-- start of The data --

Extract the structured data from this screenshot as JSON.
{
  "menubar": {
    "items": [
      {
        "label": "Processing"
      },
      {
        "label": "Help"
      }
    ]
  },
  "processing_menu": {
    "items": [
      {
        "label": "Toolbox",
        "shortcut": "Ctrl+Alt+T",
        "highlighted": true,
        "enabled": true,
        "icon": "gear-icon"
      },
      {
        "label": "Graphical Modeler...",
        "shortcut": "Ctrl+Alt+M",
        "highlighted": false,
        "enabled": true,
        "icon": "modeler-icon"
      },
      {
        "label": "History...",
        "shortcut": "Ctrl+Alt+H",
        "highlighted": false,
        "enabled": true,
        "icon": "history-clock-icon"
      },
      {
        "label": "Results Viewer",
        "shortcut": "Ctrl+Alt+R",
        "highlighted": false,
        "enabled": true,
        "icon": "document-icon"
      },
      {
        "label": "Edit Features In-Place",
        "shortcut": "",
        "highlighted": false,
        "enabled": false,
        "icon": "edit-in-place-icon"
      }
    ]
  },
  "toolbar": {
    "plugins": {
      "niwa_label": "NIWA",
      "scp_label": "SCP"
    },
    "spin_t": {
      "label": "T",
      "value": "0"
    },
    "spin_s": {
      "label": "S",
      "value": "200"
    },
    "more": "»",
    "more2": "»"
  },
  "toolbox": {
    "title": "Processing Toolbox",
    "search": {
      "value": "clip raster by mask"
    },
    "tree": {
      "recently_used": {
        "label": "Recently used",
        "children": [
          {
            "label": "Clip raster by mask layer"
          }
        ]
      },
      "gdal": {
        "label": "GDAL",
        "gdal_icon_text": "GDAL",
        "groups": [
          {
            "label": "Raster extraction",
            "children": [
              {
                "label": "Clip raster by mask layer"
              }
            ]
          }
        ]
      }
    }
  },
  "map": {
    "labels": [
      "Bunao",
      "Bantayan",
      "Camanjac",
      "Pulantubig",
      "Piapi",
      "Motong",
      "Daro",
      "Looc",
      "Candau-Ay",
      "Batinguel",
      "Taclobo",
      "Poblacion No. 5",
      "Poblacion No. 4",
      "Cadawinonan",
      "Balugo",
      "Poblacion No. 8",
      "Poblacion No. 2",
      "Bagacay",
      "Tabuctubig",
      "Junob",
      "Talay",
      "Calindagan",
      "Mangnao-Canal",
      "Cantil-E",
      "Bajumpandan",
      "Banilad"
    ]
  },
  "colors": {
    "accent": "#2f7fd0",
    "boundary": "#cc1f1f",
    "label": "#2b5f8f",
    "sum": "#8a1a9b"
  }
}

-- end of The data --

Make an exact copy of every line in the data.

Extract the structured data from this screenshot as JSON.
{
  "menubar": {
    "items": [
      {
        "label": "Processing"
      },
      {
        "label": "Help"
      }
    ]
  },
  "processing_menu": {
    "items": [
      {
        "label": "Toolbox",
        "shortcut": "Ctrl+Alt+T",
        "highlighted": true,
        "enabled": true,
        "icon": "gear-icon"
      },
      {
        "label": "Graphical Modeler...",
        "shortcut": "Ctrl+Alt+M",
        "highlighted": false,
        "enabled": true,
        "icon": "modeler-icon"
      },
      {
        "label": "History...",
        "shortcut": "Ctrl+Alt+H",
        "highlighted": false,
        "enabled": true,
        "icon": "history-clock-icon"
      },
      {
        "label": "Results Viewer",
        "shortcut": "Ctrl+Alt+R",
        "highlighted": false,
        "enabled": true,
        "icon": "document-icon"
      },
      {
        "label": "Edit Features In-Place",
        "shortcut": "",
        "highlighted": false,
        "enabled": false,
        "icon": "edit-in-place-icon"
      }
    ]
  },
  "toolbar": {
    "plugins": {
      "niwa_label": "NIWA",
      "scp_label": "SCP"
    },
    "spin_t": {
      "label": "T",
      "value": "0"
    },
    "spin_s": {
      "label": "S",
      "value": "200"
    },
    "more": "»",
    "more2": "»"
  },
  "toolbox": {
    "title": "Processing Toolbox",
    "search": {
      "value": "clip raster by mask"
    },
    "tree": {
      "recently_used": {
        "label": "Recently used",
        "children": [
          {
            "label": "Clip raster by mask layer"
          }
        ]
      },
      "gdal": {
        "label": "GDAL",
        "gdal_icon_text": "GDAL",
        "groups": [
          {
            "label": "Raster extraction",
            "children": [
              {
                "label": "Clip raster by mask layer"
              }
            ]
          }
        ]
      }
    }
  },
  "map": {
    "labels": [
      "Bunao",
      "Bantayan",
      "Camanjac",
      "Pulantubig",
      "Piapi",
      "Motong",
      "Daro",
      "Looc",
      "Candau-Ay",
      "Batinguel",
      "Taclobo",
      "Poblacion No. 5",
      "Poblacion No. 4",
      "Cadawinonan",
      "Balugo",
      "Poblacion No. 8",
      "Poblacion No. 2",
      "Bagacay",
      "Tabuctubig",
      "Junob",
      "Talay",
      "Calindagan",
      "Mangnao-Canal",
      "Cantil-E",
      "Bajumpandan",
      "Banilad"
    ]
  },
  "colors": {
    "accent": "#2f7fd0",
    "boundary": "#cc1f1f",
    "label": "#2b5f8f",
    "sum": "#8a1a9b"
  }
}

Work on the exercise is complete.